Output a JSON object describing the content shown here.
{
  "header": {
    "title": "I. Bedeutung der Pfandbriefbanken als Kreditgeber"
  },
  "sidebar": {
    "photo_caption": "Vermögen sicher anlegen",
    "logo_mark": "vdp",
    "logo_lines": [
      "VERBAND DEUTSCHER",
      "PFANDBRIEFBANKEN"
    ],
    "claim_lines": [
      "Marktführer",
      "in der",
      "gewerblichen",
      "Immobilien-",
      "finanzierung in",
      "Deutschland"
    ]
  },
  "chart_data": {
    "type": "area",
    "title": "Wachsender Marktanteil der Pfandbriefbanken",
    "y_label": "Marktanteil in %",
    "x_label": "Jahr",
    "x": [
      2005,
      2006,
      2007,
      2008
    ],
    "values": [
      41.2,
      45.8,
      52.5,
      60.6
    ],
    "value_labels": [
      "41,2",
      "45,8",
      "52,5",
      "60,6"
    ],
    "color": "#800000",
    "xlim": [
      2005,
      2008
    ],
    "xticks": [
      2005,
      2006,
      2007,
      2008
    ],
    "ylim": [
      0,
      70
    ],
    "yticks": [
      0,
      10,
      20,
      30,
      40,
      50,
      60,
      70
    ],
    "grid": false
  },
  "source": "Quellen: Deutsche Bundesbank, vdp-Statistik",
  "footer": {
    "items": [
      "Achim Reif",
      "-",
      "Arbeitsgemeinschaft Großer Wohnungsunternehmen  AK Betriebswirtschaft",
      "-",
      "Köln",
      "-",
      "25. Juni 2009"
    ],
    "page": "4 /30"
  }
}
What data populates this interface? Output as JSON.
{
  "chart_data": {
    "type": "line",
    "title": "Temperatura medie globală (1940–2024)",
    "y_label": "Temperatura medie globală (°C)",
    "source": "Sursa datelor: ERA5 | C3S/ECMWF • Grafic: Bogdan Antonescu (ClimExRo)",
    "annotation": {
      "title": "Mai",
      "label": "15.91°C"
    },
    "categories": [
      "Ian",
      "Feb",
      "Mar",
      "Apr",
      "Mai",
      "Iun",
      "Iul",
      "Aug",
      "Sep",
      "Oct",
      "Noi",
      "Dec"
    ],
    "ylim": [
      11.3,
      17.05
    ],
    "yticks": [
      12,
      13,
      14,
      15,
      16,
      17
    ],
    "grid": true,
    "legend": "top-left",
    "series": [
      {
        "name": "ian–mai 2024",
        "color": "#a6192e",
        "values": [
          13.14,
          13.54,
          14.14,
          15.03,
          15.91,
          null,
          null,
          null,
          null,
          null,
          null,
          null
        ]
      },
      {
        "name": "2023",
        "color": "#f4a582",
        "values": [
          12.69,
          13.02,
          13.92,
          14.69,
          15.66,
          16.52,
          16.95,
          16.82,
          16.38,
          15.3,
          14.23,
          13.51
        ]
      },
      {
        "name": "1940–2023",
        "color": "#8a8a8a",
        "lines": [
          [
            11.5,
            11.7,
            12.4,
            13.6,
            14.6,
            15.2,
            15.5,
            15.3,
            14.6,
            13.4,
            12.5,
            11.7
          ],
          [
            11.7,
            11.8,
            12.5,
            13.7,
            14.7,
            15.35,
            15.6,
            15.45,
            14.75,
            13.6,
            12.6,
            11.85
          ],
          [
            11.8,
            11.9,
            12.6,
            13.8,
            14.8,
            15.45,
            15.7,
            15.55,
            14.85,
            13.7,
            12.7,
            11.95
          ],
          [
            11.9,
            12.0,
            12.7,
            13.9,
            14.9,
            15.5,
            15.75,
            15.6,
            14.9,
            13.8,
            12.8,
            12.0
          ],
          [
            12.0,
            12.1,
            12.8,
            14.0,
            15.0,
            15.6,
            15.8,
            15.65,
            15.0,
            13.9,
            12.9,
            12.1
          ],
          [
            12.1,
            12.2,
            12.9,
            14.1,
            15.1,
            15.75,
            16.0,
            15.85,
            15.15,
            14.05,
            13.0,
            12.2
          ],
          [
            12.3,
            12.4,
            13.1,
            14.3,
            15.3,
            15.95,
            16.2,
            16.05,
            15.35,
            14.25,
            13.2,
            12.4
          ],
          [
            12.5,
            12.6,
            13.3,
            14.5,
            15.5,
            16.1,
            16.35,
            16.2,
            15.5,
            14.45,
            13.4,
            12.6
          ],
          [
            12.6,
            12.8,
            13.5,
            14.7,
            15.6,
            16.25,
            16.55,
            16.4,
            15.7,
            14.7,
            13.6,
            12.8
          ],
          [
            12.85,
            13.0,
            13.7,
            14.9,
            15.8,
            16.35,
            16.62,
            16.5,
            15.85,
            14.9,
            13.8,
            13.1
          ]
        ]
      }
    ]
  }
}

——

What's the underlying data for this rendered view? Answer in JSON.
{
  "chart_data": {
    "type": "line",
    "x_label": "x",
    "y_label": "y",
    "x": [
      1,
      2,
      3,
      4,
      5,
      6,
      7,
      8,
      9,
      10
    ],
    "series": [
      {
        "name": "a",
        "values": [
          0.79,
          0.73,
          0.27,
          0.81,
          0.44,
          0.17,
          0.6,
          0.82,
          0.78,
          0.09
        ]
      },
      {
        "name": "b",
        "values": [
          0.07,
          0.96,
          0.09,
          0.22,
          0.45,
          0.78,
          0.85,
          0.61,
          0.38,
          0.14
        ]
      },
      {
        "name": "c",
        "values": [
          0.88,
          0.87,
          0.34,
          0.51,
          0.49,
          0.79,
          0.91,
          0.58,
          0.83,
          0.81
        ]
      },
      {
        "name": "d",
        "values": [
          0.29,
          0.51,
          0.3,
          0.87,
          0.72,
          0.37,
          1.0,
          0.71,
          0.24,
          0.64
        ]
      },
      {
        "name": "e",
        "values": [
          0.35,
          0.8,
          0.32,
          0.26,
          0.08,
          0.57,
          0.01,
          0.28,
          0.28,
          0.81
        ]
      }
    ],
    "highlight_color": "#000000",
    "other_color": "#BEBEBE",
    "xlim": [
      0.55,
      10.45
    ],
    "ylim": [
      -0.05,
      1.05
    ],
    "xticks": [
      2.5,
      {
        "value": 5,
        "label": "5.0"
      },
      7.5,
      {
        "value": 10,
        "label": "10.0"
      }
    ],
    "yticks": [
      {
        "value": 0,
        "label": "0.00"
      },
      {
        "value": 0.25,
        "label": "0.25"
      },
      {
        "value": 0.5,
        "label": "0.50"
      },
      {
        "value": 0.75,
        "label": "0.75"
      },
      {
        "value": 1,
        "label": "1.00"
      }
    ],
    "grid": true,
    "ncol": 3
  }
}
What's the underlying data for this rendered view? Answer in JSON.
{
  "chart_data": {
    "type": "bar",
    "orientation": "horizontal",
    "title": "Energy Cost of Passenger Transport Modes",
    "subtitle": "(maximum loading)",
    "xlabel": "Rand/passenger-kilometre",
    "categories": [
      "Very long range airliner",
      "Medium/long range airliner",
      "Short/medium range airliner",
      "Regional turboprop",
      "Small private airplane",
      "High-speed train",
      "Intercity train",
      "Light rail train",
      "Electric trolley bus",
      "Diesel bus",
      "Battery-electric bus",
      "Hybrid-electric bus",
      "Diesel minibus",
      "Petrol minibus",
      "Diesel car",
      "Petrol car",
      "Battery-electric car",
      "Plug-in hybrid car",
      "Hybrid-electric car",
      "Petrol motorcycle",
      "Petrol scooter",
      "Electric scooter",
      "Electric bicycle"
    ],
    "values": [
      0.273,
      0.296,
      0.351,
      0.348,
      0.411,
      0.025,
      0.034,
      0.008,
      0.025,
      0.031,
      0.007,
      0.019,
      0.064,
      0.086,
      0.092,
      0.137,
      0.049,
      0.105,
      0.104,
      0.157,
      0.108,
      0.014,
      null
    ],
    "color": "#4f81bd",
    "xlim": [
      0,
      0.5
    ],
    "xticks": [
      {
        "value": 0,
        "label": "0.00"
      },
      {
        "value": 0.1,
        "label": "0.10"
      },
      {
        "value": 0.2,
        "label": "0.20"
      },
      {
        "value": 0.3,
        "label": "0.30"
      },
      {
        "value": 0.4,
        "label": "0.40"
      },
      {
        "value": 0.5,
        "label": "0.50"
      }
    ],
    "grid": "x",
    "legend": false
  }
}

——

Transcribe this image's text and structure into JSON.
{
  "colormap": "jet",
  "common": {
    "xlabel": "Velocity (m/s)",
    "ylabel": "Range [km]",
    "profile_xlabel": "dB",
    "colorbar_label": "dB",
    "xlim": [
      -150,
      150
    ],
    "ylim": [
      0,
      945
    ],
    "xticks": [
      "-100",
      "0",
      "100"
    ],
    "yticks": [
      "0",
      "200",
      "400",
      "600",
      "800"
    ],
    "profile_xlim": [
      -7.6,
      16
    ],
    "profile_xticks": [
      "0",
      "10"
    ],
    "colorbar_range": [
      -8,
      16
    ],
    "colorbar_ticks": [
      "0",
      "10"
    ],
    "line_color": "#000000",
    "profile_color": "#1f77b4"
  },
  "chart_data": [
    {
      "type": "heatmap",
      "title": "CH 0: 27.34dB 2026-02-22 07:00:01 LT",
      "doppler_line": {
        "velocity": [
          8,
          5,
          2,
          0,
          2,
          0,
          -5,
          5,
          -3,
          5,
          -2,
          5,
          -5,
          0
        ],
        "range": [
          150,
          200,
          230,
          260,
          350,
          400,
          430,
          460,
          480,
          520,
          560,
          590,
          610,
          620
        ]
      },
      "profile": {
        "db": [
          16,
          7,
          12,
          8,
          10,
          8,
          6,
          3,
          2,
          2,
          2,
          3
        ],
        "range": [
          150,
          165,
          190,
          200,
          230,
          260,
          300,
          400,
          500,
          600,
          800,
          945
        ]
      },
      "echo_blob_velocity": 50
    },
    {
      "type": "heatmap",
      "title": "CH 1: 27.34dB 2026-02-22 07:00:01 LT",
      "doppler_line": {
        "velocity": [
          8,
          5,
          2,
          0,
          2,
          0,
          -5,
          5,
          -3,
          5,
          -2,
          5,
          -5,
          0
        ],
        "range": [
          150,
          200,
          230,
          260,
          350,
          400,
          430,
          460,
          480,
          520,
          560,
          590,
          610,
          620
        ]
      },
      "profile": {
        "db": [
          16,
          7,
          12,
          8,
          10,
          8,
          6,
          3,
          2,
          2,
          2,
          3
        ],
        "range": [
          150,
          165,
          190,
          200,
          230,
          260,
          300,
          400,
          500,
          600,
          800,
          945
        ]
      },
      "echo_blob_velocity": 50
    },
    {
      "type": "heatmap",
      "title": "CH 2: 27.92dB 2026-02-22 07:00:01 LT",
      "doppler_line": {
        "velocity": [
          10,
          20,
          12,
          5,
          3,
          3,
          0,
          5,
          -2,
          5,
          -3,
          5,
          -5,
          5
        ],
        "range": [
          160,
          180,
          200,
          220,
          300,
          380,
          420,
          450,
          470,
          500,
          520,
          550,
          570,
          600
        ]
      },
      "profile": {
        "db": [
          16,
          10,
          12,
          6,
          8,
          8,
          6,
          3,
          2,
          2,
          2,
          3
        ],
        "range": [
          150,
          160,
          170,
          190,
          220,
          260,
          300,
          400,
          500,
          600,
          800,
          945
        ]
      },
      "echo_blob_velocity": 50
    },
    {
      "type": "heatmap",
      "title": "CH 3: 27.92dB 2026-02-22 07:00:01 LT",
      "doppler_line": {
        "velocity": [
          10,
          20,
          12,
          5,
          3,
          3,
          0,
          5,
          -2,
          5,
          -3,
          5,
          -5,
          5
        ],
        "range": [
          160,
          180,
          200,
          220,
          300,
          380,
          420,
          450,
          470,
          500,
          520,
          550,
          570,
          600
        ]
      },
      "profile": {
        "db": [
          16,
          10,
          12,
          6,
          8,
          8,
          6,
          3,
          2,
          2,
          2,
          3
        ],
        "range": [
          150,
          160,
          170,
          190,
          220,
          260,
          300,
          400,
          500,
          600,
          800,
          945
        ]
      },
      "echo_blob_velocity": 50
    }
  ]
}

——

> REQUEST
Among the records above, how many lines carry the string "long"? Reply with the number alone.

> RESPONSE
2